▸ **What you are asked to do**
Without the pictures, copy all the entries below exactly.

▸ **Provided entries**
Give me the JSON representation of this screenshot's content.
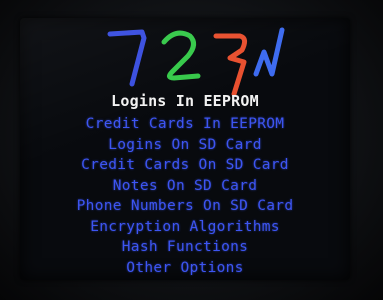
{
  "colors": {
    "logo_letter_1": "#3a4fe0",
    "logo_letter_2": "#36c94a",
    "logo_letter_3": "#e9502f",
    "logo_letter_4": "#3d6bf0",
    "title": "#f2f2f2",
    "menu_item": "#3d55f2",
    "screen_background": "#080a0e"
  },
  "logo": {
    "icon": "custom-glyph-logo"
  },
  "menu": {
    "title": "Logins In EEPROM",
    "items": [
      {
        "label": "Credit Cards In EEPROM"
      },
      {
        "label": "Logins On SD Card"
      },
      {
        "label": "Credit Cards On SD Card"
      },
      {
        "label": "Notes On SD Card"
      },
      {
        "label": "Phone Numbers On SD Card"
      },
      {
        "label": "Encryption Algorithms"
      },
      {
        "label": "Hash Functions"
      },
      {
        "label": "Other Options"
      }
    ]
  }
}
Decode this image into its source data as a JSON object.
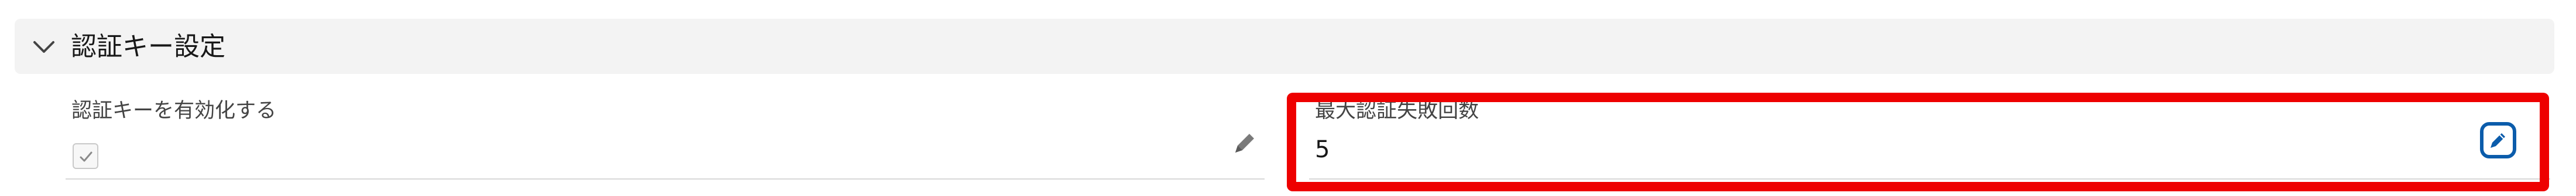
{
  "section": {
    "title": "認証キー設定",
    "chevron_icon": "chevron-down-icon"
  },
  "fields": {
    "enable_auth_key": {
      "label": "認証キーを有効化する",
      "checked": true,
      "edit_icon": "pencil-icon"
    },
    "max_auth_failures": {
      "label": "最大認証失敗回数",
      "value": "5",
      "edit_icon": "pencil-icon"
    }
  },
  "colors": {
    "highlight": "#ee0000",
    "edit_accent": "#0b5cab",
    "header_bg": "#f3f3f3"
  }
}
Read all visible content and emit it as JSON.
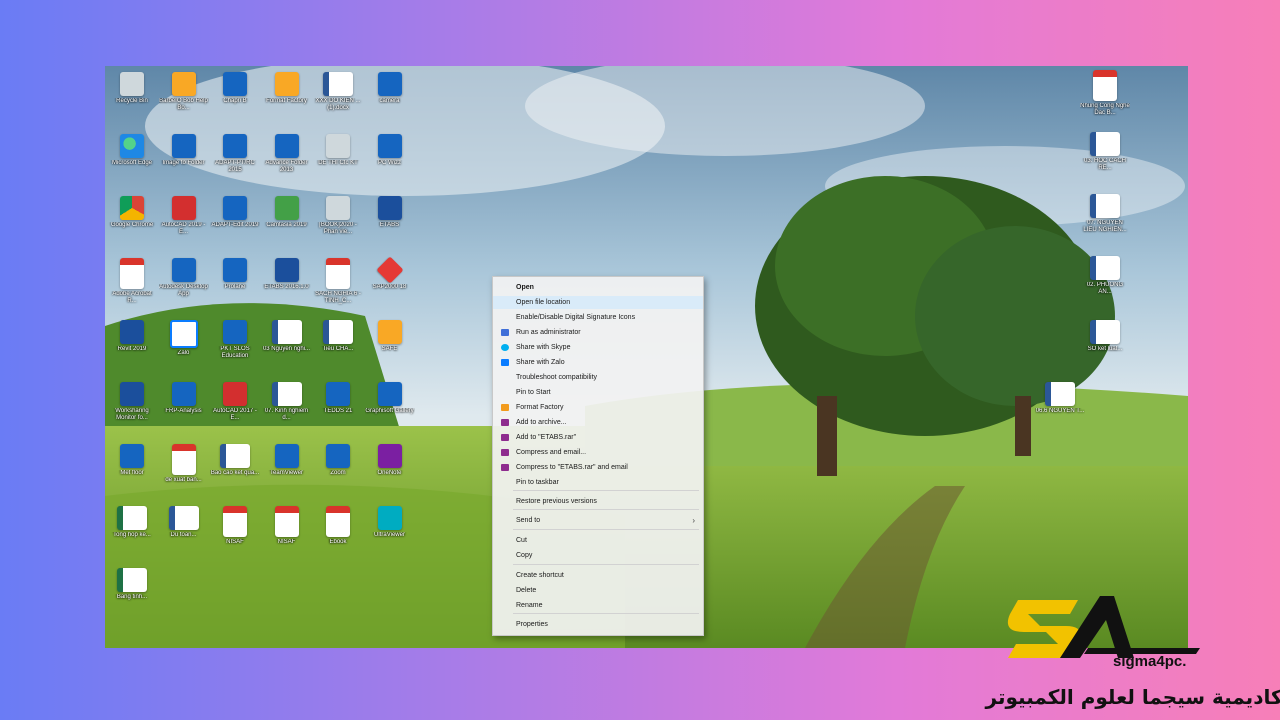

▸ **Solution to the exercise**
Give me the JSON representation of this screenshot's content.
{
  "colors": {
    "logo_letter_1": "#3a4fe0",
    "logo_letter_2": "#36c94a",
    "logo_letter_3": "#e9502f",
    "logo_letter_4": "#3d6bf0",
    "title": "#f2f2f2",
    "menu_item": "#3d55f2",
    "screen_background": "#080a0e"
  },
  "logo": {
    "icon": "custom-glyph-logo"
  },
  "menu": {
    "title": "Logins In EEPROM",
    "items": [
      {
        "label": "Credit Cards In EEPROM"
      },
      {
        "label": "Logins On SD Card"
      },
      {
        "label": "Credit Cards On SD Card"
      },
      {
        "label": "Notes On SD Card"
      },
      {
        "label": "Phone Numbers On SD Card"
      },
      {
        "label": "Encryption Algorithms"
      },
      {
        "label": "Hash Functions"
      },
      {
        "label": "Other Options"
      }
    ]
  }
}
Decode this image into its source data as a JSON object.
{
  "section": {
    "title": "認証キー設定",
    "chevron_icon": "chevron-down-icon"
  },
  "fields": {
    "enable_auth_key": {
      "label": "認証キーを有効化する",
      "checked": true,
      "edit_icon": "pencil-icon"
    },
    "max_auth_failures": {
      "label": "最大認証失敗回数",
      "value": "5",
      "edit_icon": "pencil-icon"
    }
  },
  "colors": {
    "highlight": "#ee0000",
    "edit_accent": "#0b5cab",
    "header_bg": "#f3f3f3"
  }
}
Read all visible content and emit it as JSON.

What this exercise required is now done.